◆ AIM OF THE TASK
Can you transcribe every line exactly and leave the pictures behind?

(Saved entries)

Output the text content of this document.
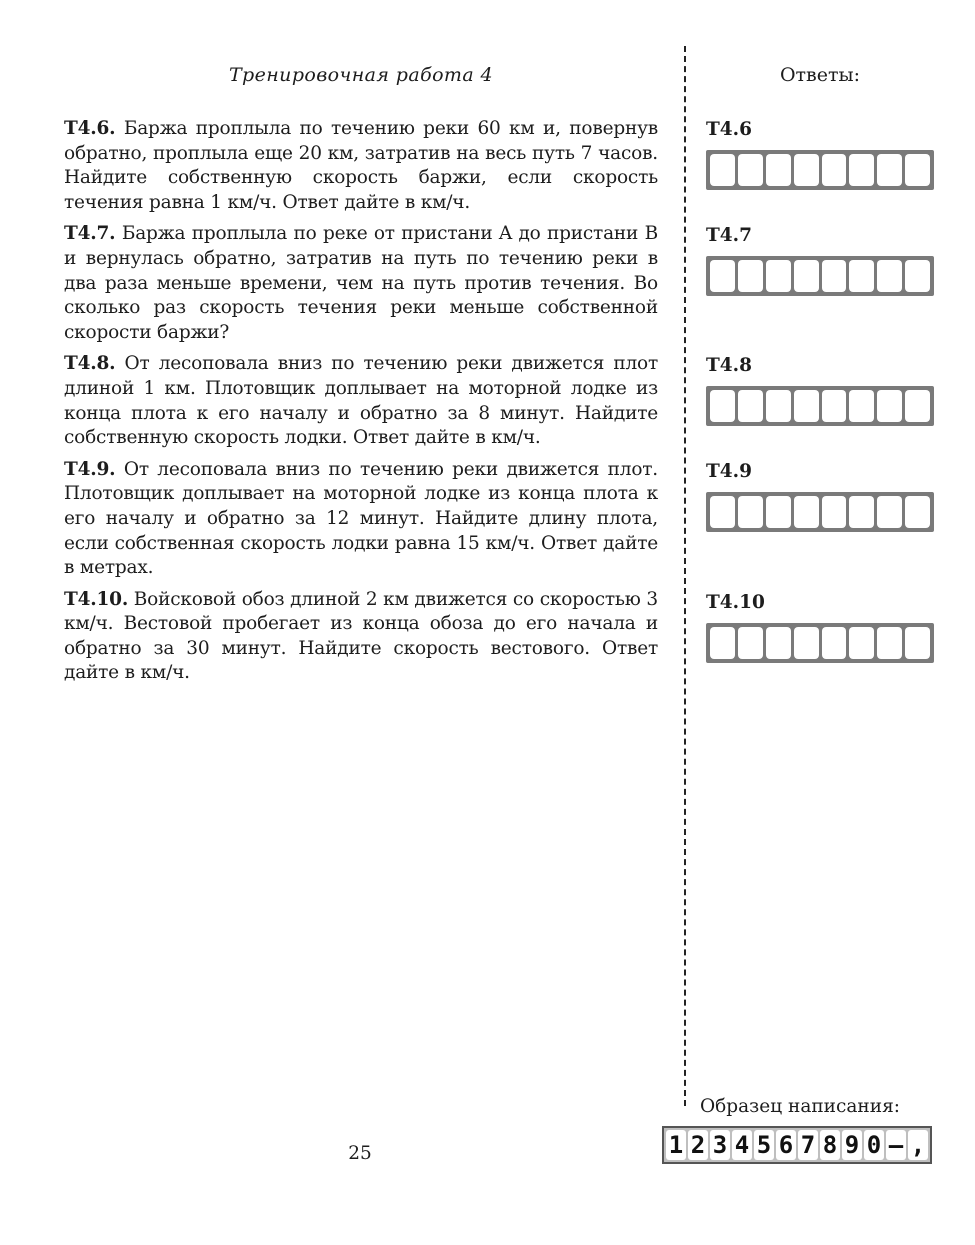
Тренировочная работа 4	Ответы:

T4.6. Баржа проплыла по течению реки 60 км и, повернув обратно, проплыла еще 20 км, затратив на весь путь 7 часов. Найдите собственную скорость баржи, если скорость течения равна 1 км/ч. Ответ дайте в км/ч.

T4.7. Баржа проплыла по реке от пристани A до пристани B и вернулась обратно, затратив на путь по течению реки в два раза меньше времени, чем на путь против течения. Во сколько раз скорость течения реки меньше собственной скорости баржи?

T4.8. От лесоповала вниз по течению реки движется плот длиной 1 км. Плотовщик доплывает на моторной лодке из конца плота к его началу и обратно за 8 минут. Найдите собственную скорость лодки. Ответ дайте в км/ч.

T4.9. От лесоповала вниз по течению реки движется плот. Плотовщик доплывает на моторной лодке из конца плота к его началу и обратно за 12 минут. Найдите длину плота, если собственная скорость лодки равна 15 км/ч. Ответ дайте в метрах.

T4.10. Войсковой обоз длиной 2 км движется со скоростью 3 км/ч. Вестовой пробегает из конца обоза до его начала и обратно за 30 минут. Найдите скорость вестового. Ответ дайте в км/ч.

T4.6
T4.7
T4.8
T4.9
T4.10
Образец написания:
1 2 3 4 5 6 7 8 9 0 – ,
25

◆ TASK OUTPUT
Output the text content of this document.
Тренировочная работа 4	Ответы:

T4.6. Баржа проплыла по течению реки 60 км и, повернув обратно, проплыла еще 20 км, затратив на весь путь 7 часов. Найдите собственную скорость баржи, если скорость течения равна 1 км/ч. Ответ дайте в км/ч.

T4.7. Баржа проплыла по реке от пристани A до пристани B и вернулась обратно, затратив на путь по течению реки в два раза меньше времени, чем на путь против течения. Во сколько раз скорость течения реки меньше собственной скорости баржи?

T4.8. От лесоповала вниз по течению реки движется плот длиной 1 км. Плотовщик доплывает на моторной лодке из конца плота к его началу и обратно за 8 минут. Найдите собственную скорость лодки. Ответ дайте в км/ч.

T4.9. От лесоповала вниз по течению реки движется плот. Плотовщик доплывает на моторной лодке из конца плота к его началу и обратно за 12 минут. Найдите длину плота, если собственная скорость лодки равна 15 км/ч. Ответ дайте в метрах.

T4.10. Войсковой обоз длиной 2 км движется со скоростью 3 км/ч. Вестовой пробегает из конца обоза до его начала и обратно за 30 минут. Найдите скорость вестового. Ответ дайте в км/ч.

T4.6
T4.7
T4.8
T4.9
T4.10
Образец написания:
1 2 3 4 5 6 7 8 9 0 – ,
25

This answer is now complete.